### WHAT TO PRODUCE
All of the records below must be output exactly, with no pictures carried over.

### DATASET RECORDS
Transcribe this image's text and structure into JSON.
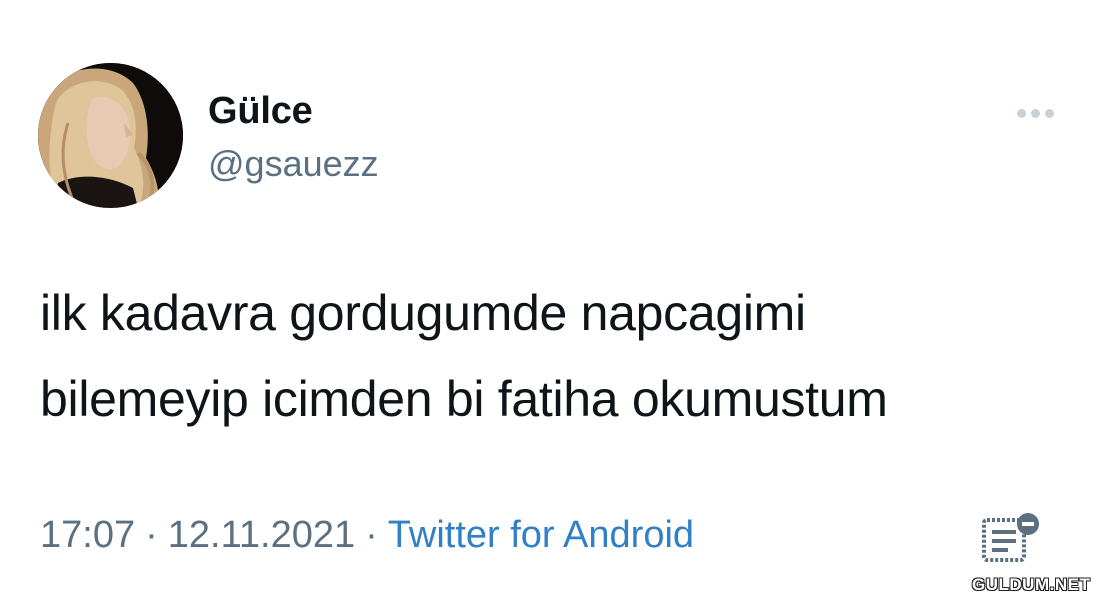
{
  "author": {
    "display_name": "Gülce",
    "handle": "@gsauezz",
    "avatar_icon": "profile-photo"
  },
  "tweet": {
    "text_lines": [
      "ilk kadavra gordugumde napcagimi",
      "bilemeyip icimden bi fatiha okumustum"
    ]
  },
  "meta": {
    "time": "17:07",
    "separator": "·",
    "date": "12.11.2021",
    "source": "Twitter for Android"
  },
  "actions": {
    "more_icon": "more-horizontal-icon",
    "analytics_icon": "analytics-icon"
  },
  "watermark": {
    "text": "GULDUM.NET"
  },
  "colors": {
    "text_primary": "#0f1419",
    "text_secondary": "#5b7083",
    "link": "#2f80c7",
    "background": "#ffffff"
  }
}
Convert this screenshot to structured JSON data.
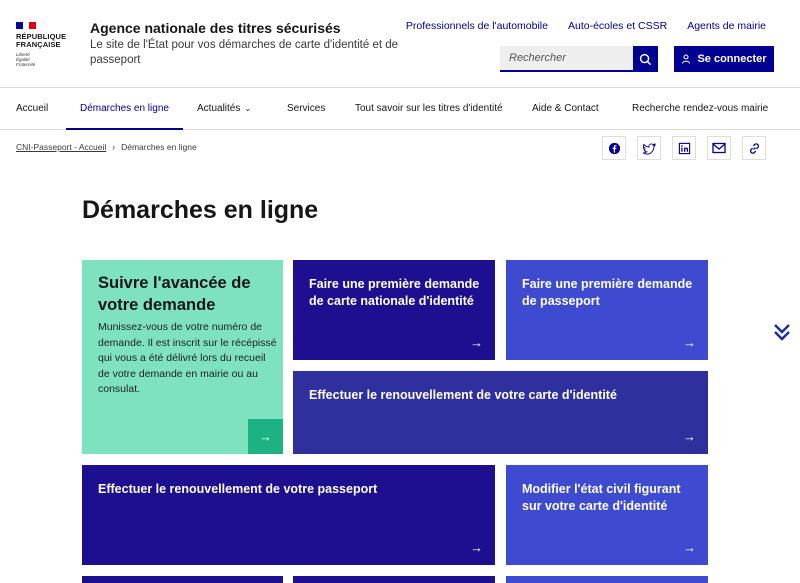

### FULL ANSWER
Transcribe this image's text and structure into JSON.
{
  "author": {
    "display_name": "Gülce",
    "handle": "@gsauezz",
    "avatar_icon": "profile-photo"
  },
  "tweet": {
    "text_lines": [
      "ilk kadavra gordugumde napcagimi",
      "bilemeyip icimden bi fatiha okumustum"
    ]
  },
  "meta": {
    "time": "17:07",
    "separator": "·",
    "date": "12.11.2021",
    "source": "Twitter for Android"
  },
  "actions": {
    "more_icon": "more-horizontal-icon",
    "analytics_icon": "analytics-icon"
  },
  "watermark": {
    "text": "GULDUM.NET"
  },
  "colors": {
    "text_primary": "#0f1419",
    "text_secondary": "#5b7083",
    "link": "#2f80c7",
    "background": "#ffffff"
  }
}
Convert this screenshot to structured JSON data.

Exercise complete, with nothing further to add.